▸ Given instruction
Please quote every line word for word.

▸ Task input

+===+

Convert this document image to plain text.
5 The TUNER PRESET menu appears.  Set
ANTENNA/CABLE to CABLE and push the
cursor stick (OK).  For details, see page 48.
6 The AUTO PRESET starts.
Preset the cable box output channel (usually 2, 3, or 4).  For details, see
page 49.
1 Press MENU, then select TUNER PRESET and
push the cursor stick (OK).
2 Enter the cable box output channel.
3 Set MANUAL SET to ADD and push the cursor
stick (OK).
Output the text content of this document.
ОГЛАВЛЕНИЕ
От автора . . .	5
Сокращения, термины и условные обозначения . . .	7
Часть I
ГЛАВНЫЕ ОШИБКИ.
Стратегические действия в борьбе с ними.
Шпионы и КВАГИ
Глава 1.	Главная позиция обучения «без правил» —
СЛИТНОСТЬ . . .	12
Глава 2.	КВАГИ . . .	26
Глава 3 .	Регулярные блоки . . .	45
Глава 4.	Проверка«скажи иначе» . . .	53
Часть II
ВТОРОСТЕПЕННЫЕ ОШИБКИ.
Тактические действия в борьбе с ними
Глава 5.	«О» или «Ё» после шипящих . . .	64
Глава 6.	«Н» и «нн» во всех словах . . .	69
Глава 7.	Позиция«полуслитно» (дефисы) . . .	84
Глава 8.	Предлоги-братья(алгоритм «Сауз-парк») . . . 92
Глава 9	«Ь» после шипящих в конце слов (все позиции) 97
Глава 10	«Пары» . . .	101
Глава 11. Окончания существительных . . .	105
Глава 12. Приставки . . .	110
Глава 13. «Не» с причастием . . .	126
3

+===+

▸ Written answer
Convert this document image to plain text.
5 The TUNER PRESET menu appears.  Set
ANTENNA/CABLE to CABLE and push the
cursor stick (OK).  For details, see page 48.
6 The AUTO PRESET starts.
Preset the cable box output channel (usually 2, 3, or 4).  For details, see
page 49.
1 Press MENU, then select TUNER PRESET and
push the cursor stick (OK).
2 Enter the cable box output channel.
3 Set MANUAL SET to ADD and push the cursor
stick (OK).
Output the text content of this document.
ОГЛАВЛЕНИЕ
От автора . . .	5
Сокращения, термины и условные обозначения . . .	7
Часть I
ГЛАВНЫЕ ОШИБКИ.
Стратегические действия в борьбе с ними.
Шпионы и КВАГИ
Глава 1.	Главная позиция обучения «без правил» —
СЛИТНОСТЬ . . .	12
Глава 2.	КВАГИ . . .	26
Глава 3 .	Регулярные блоки . . .	45
Глава 4.	Проверка«скажи иначе» . . .	53
Часть II
ВТОРОСТЕПЕННЫЕ ОШИБКИ.
Тактические действия в борьбе с ними
Глава 5.	«О» или «Ё» после шипящих . . .	64
Глава 6.	«Н» и «нн» во всех словах . . .	69
Глава 7.	Позиция«полуслитно» (дефисы) . . .	84
Глава 8.	Предлоги-братья(алгоритм «Сауз-парк») . . . 92
Глава 9	«Ь» после шипящих в конце слов (все позиции) 97
Глава 10	«Пары» . . .	101
Глава 11. Окончания существительных . . .	105
Глава 12. Приставки . . .	110
Глава 13. «Не» с причастием . . .	126
3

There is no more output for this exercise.